[TO BE DONE]: Write out the records word for word, with no pictures.

Raw records:
════════
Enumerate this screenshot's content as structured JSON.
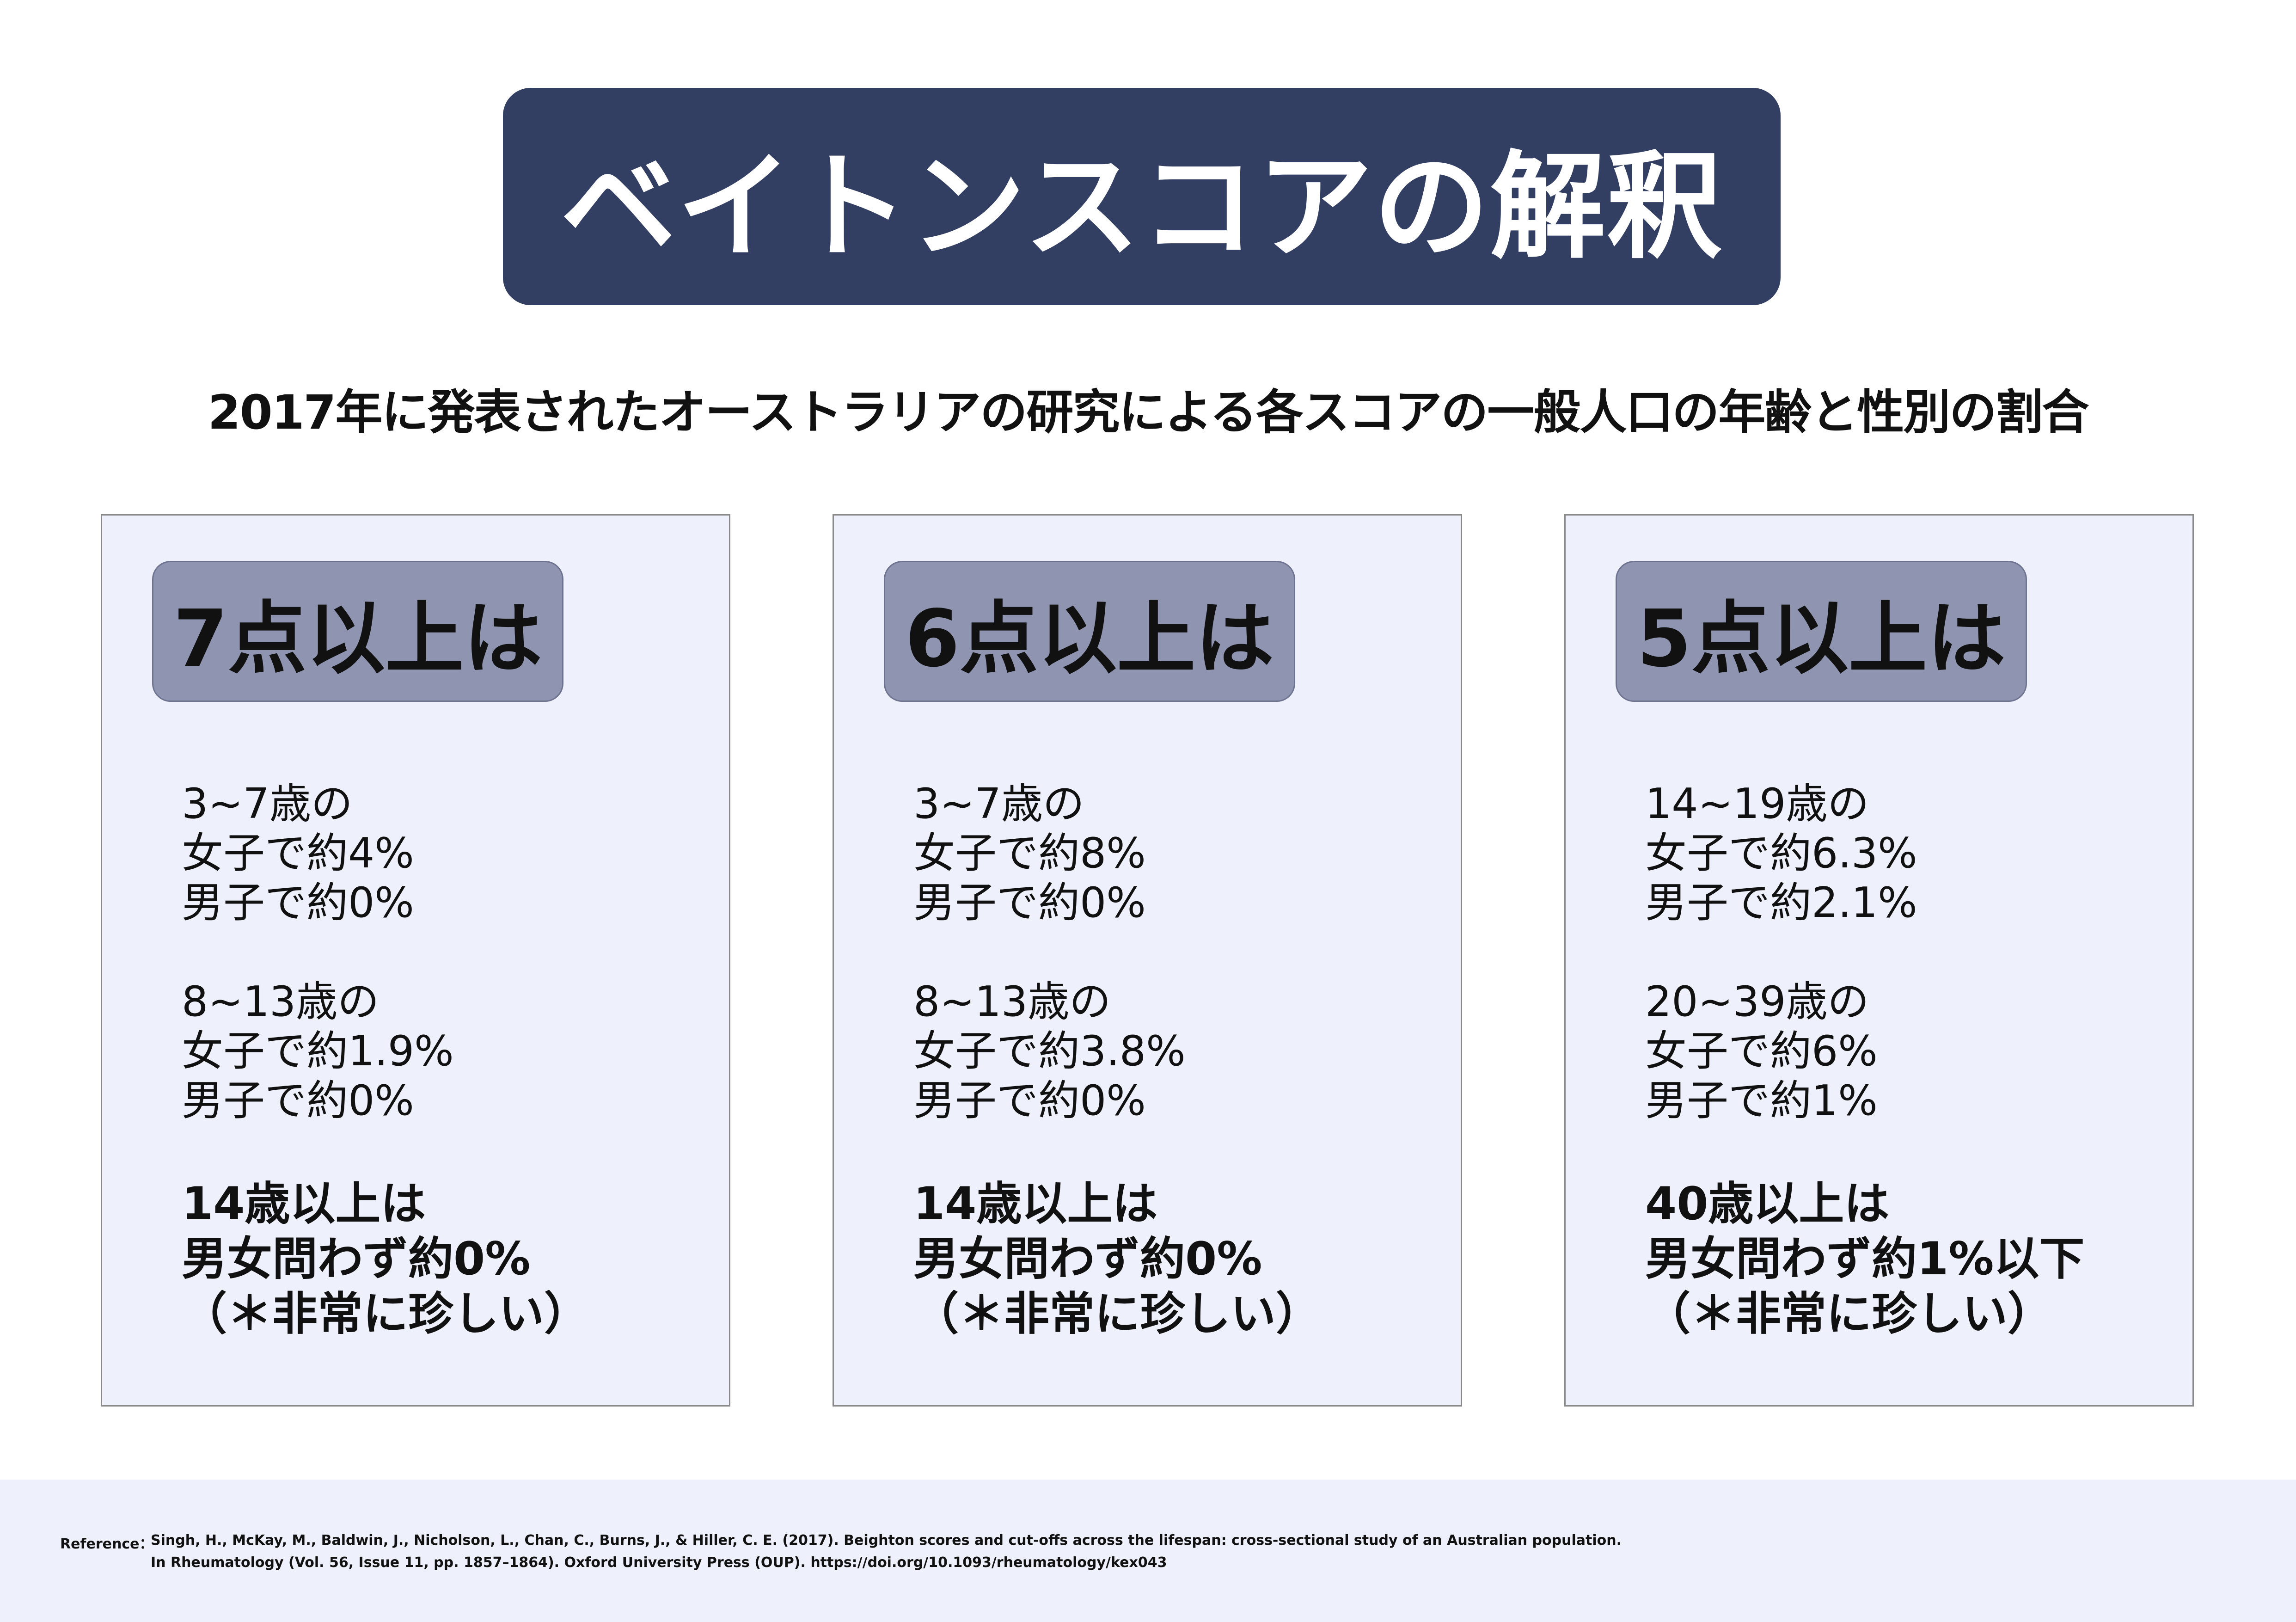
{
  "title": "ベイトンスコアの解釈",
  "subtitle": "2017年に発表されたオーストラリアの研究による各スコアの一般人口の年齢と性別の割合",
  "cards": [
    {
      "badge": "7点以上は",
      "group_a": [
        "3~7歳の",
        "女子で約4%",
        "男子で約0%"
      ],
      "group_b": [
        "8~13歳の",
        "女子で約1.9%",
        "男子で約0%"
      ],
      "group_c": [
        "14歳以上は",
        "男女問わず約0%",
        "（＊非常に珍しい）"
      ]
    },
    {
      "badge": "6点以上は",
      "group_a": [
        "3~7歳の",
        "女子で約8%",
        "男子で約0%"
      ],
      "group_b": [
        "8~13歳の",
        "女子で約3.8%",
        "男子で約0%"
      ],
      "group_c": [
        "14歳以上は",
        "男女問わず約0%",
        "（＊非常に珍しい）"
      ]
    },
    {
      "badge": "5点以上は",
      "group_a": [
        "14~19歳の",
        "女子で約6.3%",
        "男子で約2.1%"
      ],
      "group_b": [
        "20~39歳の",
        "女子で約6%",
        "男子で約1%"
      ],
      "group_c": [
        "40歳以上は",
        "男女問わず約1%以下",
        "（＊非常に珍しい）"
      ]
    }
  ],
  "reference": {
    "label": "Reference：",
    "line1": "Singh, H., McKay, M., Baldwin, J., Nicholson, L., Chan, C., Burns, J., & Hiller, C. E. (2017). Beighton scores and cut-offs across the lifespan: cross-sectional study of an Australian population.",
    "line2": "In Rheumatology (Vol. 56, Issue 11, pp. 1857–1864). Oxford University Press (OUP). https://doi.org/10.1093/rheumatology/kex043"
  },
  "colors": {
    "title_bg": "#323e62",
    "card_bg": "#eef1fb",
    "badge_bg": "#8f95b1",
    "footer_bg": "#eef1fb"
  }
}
════════
[FINAL RESULT]:
Enumerate this screenshot's content as structured JSON.
{
  "title": "ベイトンスコアの解釈",
  "subtitle": "2017年に発表されたオーストラリアの研究による各スコアの一般人口の年齢と性別の割合",
  "cards": [
    {
      "badge": "7点以上は",
      "group_a": [
        "3~7歳の",
        "女子で約4%",
        "男子で約0%"
      ],
      "group_b": [
        "8~13歳の",
        "女子で約1.9%",
        "男子で約0%"
      ],
      "group_c": [
        "14歳以上は",
        "男女問わず約0%",
        "（＊非常に珍しい）"
      ]
    },
    {
      "badge": "6点以上は",
      "group_a": [
        "3~7歳の",
        "女子で約8%",
        "男子で約0%"
      ],
      "group_b": [
        "8~13歳の",
        "女子で約3.8%",
        "男子で約0%"
      ],
      "group_c": [
        "14歳以上は",
        "男女問わず約0%",
        "（＊非常に珍しい）"
      ]
    },
    {
      "badge": "5点以上は",
      "group_a": [
        "14~19歳の",
        "女子で約6.3%",
        "男子で約2.1%"
      ],
      "group_b": [
        "20~39歳の",
        "女子で約6%",
        "男子で約1%"
      ],
      "group_c": [
        "40歳以上は",
        "男女問わず約1%以下",
        "（＊非常に珍しい）"
      ]
    }
  ],
  "reference": {
    "label": "Reference：",
    "line1": "Singh, H., McKay, M., Baldwin, J., Nicholson, L., Chan, C., Burns, J., & Hiller, C. E. (2017). Beighton scores and cut-offs across the lifespan: cross-sectional study of an Australian population.",
    "line2": "In Rheumatology (Vol. 56, Issue 11, pp. 1857–1864). Oxford University Press (OUP). https://doi.org/10.1093/rheumatology/kex043"
  },
  "colors": {
    "title_bg": "#323e62",
    "card_bg": "#eef1fb",
    "badge_bg": "#8f95b1",
    "footer_bg": "#eef1fb"
  }
}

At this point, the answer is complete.